**Opdrachten:**
[a] Kloppen deze beweringen met de tekst over Josef en Farao? (i) Farao geeft Josef zijn zegelring. (ii) Josef mag de allerbeste wagen van Farao bestijgen. (iii) Farao hangt Josef een zilveren keten om de hals. Antwoord telkens met ja of nee en citeer de beslissende woorden uit de tekst letterlijk.
[b] Hoe luidt deze zin uit de tekst over Josef en Farao in het Engels: "En Farao vervolgde tot Josef: Hiermee stel ik u aan over heel het land van Egypte!"
[c] Kun je de tekst over Josef en Farao voortzetten vanaf het punt waar hij ophoudt?

**Gegeven tekst:**
Gij zult dus niet enkel mijn huis besturen, maar heel het volk zal aan uw bevel gehoorzamen, en alleen door mijn troon zal ik boven u staan.
41 Dixitque rursus Pharao ad Joseph: Ecce, constitui te super universam terram Ægypti.
En Farao vervolgde tot Josef: Hiermee stel ik u aan over heel het land van Egypte!
42 Tulitque annulum de manu sua, et dedit eum in manu ejus: vestivitque eum stola byssina, et collo torquem auream circumposuit.
En Farao trok de zegelring van zijn vinger, stak die aan de hand van Josef, trok hem een kostbaar linnen gewaad aan, en hing hem een gouden keten om de hals.
43 Fecitque eum ascendere super currum suum secundum, clamante præcone, ut omnes coram eo genu flecterent, et præpositum esse scirent universæ terræ Ægypti.
Daarna liet hij hem zijn eigen wagen bestijgen, de beste op een na, en men riep voor hem uit: Op de knieën! Zo stelde Farao Josef aan over heel het land van Egypte.
44 Dixit quoque rex ad Joseph: Ego sum Pharao: absque tuo imperio non movebit quisquam manum aut pedem in omni terra Ægypti.

**Verzameld materiaal:**
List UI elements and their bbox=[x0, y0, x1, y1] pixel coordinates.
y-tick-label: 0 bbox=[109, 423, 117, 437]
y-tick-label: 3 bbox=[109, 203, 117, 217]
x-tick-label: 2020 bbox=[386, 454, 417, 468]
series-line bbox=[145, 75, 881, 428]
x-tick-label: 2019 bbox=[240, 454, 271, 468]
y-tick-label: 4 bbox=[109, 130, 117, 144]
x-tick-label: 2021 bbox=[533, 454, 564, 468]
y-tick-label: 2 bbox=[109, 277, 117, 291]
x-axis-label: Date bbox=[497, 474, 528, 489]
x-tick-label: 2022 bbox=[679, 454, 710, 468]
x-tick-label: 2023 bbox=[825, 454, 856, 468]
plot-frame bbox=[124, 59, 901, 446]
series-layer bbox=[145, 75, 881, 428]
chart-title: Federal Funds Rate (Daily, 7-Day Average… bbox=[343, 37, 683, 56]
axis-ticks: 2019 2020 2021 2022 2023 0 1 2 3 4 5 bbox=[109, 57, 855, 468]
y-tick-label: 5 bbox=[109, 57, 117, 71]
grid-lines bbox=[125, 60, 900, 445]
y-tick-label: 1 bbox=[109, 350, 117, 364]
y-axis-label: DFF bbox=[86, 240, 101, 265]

**Antwoorden:**
[a]
(i) Ja: "En Farao trok de zegelring van zijn vinger, stak die aan de hand van Josef"
(ii) Nee: "de beste op een na"
(iii) Nee: "een gouden keten om de hals"

[b] And Pharaoh went on to Joseph: Hereby I set you over all the land of Egypt!

[c]
En hij zeide tot hem: Ik blijf Farao; maar buiten uw wil zal niemand hand of voet verroeren in heel het land van Egypte.
45 Vertitque nomen ejus, et vocavit eum, lingua ægyptiaca, Salvatorem mundi. Deditque illi uxorem Aseneth filiam Putiphare sacerdotis Heliopoleos. Egressus est itaque Joseph ad terram Ægypti
Farao gaf Josef de naam Safenat-Panéach, en schonk hem Asenat, de dochter van Poti-Féra, den priester van On, tot vrouw.
46 (triginta autem annorum erat quando stetit in conspectu regis Pharaonis), et circuivit omnes regiones Ægypti.
Josef was dertig jaar oud, toen hij in dienst trad van Farao, den koning van Egypte. Nu ging Josef van Farao heen, en doorreisde heel het land van Egypte.
47 Venitque fertilitas septem annorum: et in manipulos redactæ segetes congregatæ sunt in horrea Ægypti.
En terwijl het land in de zeven jaren van overvloed volop droeg,
48 Omnis etiam frugum abundantia in singulis urbibus condita est.
verzamelde hij in die zeven jaren, dat er overvloed was in Egypte, allerlei levensmiddelen. Hij stapelde ze op in de steden; in iedere stad sloeg hij de oogst op van de velden rondom.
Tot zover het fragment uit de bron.